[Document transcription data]

⁂

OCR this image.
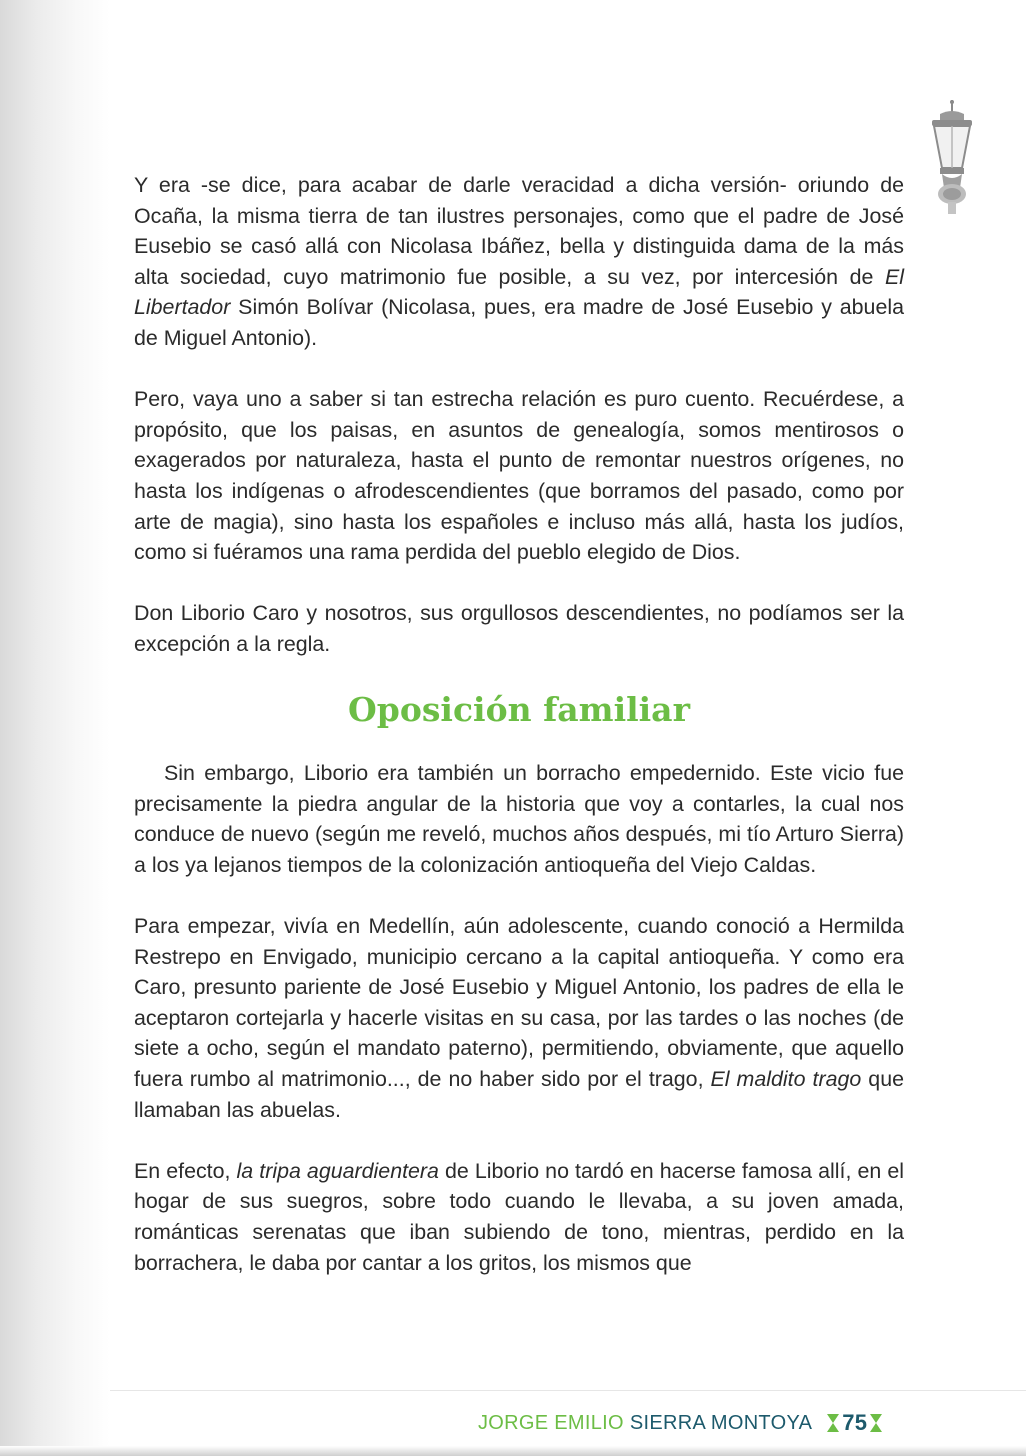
Y era -se dice, para acabar de darle veracidad a dicha versión- oriundo de Ocaña, la misma tierra de tan ilustres personajes, como que el padre de José Eusebio se casó allá con Nicolasa Ibáñez, bella y distinguida dama de la más alta sociedad, cuyo matrimonio fue posible, a su vez, por intercesión de El Libertador Simón Bolívar (Nicolasa, pues, era madre de José Eusebio y abuela de Miguel Antonio).

Pero, vaya uno a saber si tan estrecha relación es puro cuento. Recuérdese, a propósito, que los paisas, en asuntos de genealogía, somos mentirosos o exagerados por naturaleza, hasta el punto de remontar nuestros orígenes, no hasta los indígenas o afrodescendientes (que borramos del pasado, como por arte de magia), sino hasta los españoles e incluso más allá, hasta los judíos, como si fuéramos una rama perdida del pueblo elegido de Dios.

Don Liborio Caro y nosotros, sus orgullosos descendientes, no podíamos ser la excepción a la regla.

Oposición familiar

Sin embargo, Liborio era también un borracho empedernido. Este vicio fue precisamente la piedra angular de la historia que voy a contarles, la cual nos conduce de nuevo (según me reveló, muchos años después, mi tío Arturo Sierra) a los ya lejanos tiempos de la colonización antioqueña del Viejo Caldas.

Para empezar, vivía en Medellín, aún adolescente, cuando conoció a Hermilda Restrepo en Envigado, municipio cercano a la capital antioqueña. Y como era Caro, presunto pariente de José Eusebio y Miguel Antonio, los padres de ella le aceptaron cortejarla y hacerle visitas en su casa, por las tardes o las noches (de siete a ocho, según el mandato paterno), permitiendo, obviamente, que aquello fuera rumbo al matrimonio..., de no haber sido por el trago, El maldito trago que llamaban las abuelas.

En efecto, la tripa aguardientera de Liborio no tardó en hacerse famosa allí, en el hogar de sus suegros, sobre todo cuando le llevaba, a su joven amada, románticas serenatas que iban subiendo de tono, mientras, perdido en la borrachera, le daba por cantar a los gritos, los mismos que

JORGE EMILIO SIERRA MONTOYA 75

⁂

## Task description:
Please copy the data shown above precisely, leaving the images out.

## Response to this exercise:
OCR this image.
Y era -se dice, para acabar de darle veracidad a dicha versión- oriundo de Ocaña, la misma tierra de tan ilustres personajes, como que el padre de José Eusebio se casó allá con Nicolasa Ibáñez, bella y distinguida dama de la más alta sociedad, cuyo matrimonio fue posible, a su vez, por intercesión de El Libertador Simón Bolívar (Nicolasa, pues, era madre de José Eusebio y abuela de Miguel Antonio).

Pero, vaya uno a saber si tan estrecha relación es puro cuento. Recuérdese, a propósito, que los paisas, en asuntos de genealogía, somos mentirosos o exagerados por naturaleza, hasta el punto de remontar nuestros orígenes, no hasta los indígenas o afrodescendientes (que borramos del pasado, como por arte de magia), sino hasta los españoles e incluso más allá, hasta los judíos, como si fuéramos una rama perdida del pueblo elegido de Dios.

Don Liborio Caro y nosotros, sus orgullosos descendientes, no podíamos ser la excepción a la regla.

Oposición familiar

Sin embargo, Liborio era también un borracho empedernido. Este vicio fue precisamente la piedra angular de la historia que voy a contarles, la cual nos conduce de nuevo (según me reveló, muchos años después, mi tío Arturo Sierra) a los ya lejanos tiempos de la colonización antioqueña del Viejo Caldas.

Para empezar, vivía en Medellín, aún adolescente, cuando conoció a Hermilda Restrepo en Envigado, municipio cercano a la capital antioqueña. Y como era Caro, presunto pariente de José Eusebio y Miguel Antonio, los padres de ella le aceptaron cortejarla y hacerle visitas en su casa, por las tardes o las noches (de siete a ocho, según el mandato paterno), permitiendo, obviamente, que aquello fuera rumbo al matrimonio..., de no haber sido por el trago, El maldito trago que llamaban las abuelas.

En efecto, la tripa aguardientera de Liborio no tardó en hacerse famosa allí, en el hogar de sus suegros, sobre todo cuando le llevaba, a su joven amada, románticas serenatas que iban subiendo de tono, mientras, perdido en la borrachera, le daba por cantar a los gritos, los mismos que

JORGE EMILIO SIERRA MONTOYA 75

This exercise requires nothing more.